*What the exercise asks*
Output the full listing word for word.
— start of Rows —
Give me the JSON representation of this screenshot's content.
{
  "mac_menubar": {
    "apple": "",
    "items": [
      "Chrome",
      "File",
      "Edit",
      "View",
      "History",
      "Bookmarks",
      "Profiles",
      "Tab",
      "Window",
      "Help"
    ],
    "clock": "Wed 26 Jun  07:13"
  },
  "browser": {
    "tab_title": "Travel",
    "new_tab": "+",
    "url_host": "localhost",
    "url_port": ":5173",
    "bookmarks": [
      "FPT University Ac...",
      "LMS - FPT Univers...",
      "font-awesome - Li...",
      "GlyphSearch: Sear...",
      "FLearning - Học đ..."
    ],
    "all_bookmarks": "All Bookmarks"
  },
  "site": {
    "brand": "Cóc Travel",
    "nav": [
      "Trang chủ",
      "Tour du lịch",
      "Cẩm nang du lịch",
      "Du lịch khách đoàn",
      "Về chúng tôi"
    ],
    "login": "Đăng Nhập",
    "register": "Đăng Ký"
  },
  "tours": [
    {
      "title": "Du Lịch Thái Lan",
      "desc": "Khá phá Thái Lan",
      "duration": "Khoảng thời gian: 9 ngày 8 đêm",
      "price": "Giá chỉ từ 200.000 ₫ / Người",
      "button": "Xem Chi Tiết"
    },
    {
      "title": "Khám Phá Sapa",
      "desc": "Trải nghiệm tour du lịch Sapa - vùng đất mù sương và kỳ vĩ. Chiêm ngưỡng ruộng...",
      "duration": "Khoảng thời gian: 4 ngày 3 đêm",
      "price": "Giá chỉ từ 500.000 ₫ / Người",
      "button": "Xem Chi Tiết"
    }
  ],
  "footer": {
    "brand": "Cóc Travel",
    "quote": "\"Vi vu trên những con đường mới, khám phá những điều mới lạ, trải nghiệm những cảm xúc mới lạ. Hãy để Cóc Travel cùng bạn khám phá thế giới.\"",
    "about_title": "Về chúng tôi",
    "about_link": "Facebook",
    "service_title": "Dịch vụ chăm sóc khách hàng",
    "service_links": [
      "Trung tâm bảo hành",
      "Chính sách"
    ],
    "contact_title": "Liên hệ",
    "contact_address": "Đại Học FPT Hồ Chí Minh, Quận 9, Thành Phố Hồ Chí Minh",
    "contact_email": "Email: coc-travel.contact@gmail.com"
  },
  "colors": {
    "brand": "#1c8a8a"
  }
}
— end of Rows —
*Full output*
Give me the JSON representation of this screenshot's content.
{
  "mac_menubar": {
    "apple": "",
    "items": [
      "Chrome",
      "File",
      "Edit",
      "View",
      "History",
      "Bookmarks",
      "Profiles",
      "Tab",
      "Window",
      "Help"
    ],
    "clock": "Wed 26 Jun  07:13"
  },
  "browser": {
    "tab_title": "Travel",
    "new_tab": "+",
    "url_host": "localhost",
    "url_port": ":5173",
    "bookmarks": [
      "FPT University Ac...",
      "LMS - FPT Univers...",
      "font-awesome - Li...",
      "GlyphSearch: Sear...",
      "FLearning - Học đ..."
    ],
    "all_bookmarks": "All Bookmarks"
  },
  "site": {
    "brand": "Cóc Travel",
    "nav": [
      "Trang chủ",
      "Tour du lịch",
      "Cẩm nang du lịch",
      "Du lịch khách đoàn",
      "Về chúng tôi"
    ],
    "login": "Đăng Nhập",
    "register": "Đăng Ký"
  },
  "tours": [
    {
      "title": "Du Lịch Thái Lan",
      "desc": "Khá phá Thái Lan",
      "duration": "Khoảng thời gian: 9 ngày 8 đêm",
      "price": "Giá chỉ từ 200.000 ₫ / Người",
      "button": "Xem Chi Tiết"
    },
    {
      "title": "Khám Phá Sapa",
      "desc": "Trải nghiệm tour du lịch Sapa - vùng đất mù sương và kỳ vĩ. Chiêm ngưỡng ruộng...",
      "duration": "Khoảng thời gian: 4 ngày 3 đêm",
      "price": "Giá chỉ từ 500.000 ₫ / Người",
      "button": "Xem Chi Tiết"
    }
  ],
  "footer": {
    "brand": "Cóc Travel",
    "quote": "\"Vi vu trên những con đường mới, khám phá những điều mới lạ, trải nghiệm những cảm xúc mới lạ. Hãy để Cóc Travel cùng bạn khám phá thế giới.\"",
    "about_title": "Về chúng tôi",
    "about_link": "Facebook",
    "service_title": "Dịch vụ chăm sóc khách hàng",
    "service_links": [
      "Trung tâm bảo hành",
      "Chính sách"
    ],
    "contact_title": "Liên hệ",
    "contact_address": "Đại Học FPT Hồ Chí Minh, Quận 9, Thành Phố Hồ Chí Minh",
    "contact_email": "Email: coc-travel.contact@gmail.com"
  },
  "colors": {
    "brand": "#1c8a8a"
  }
}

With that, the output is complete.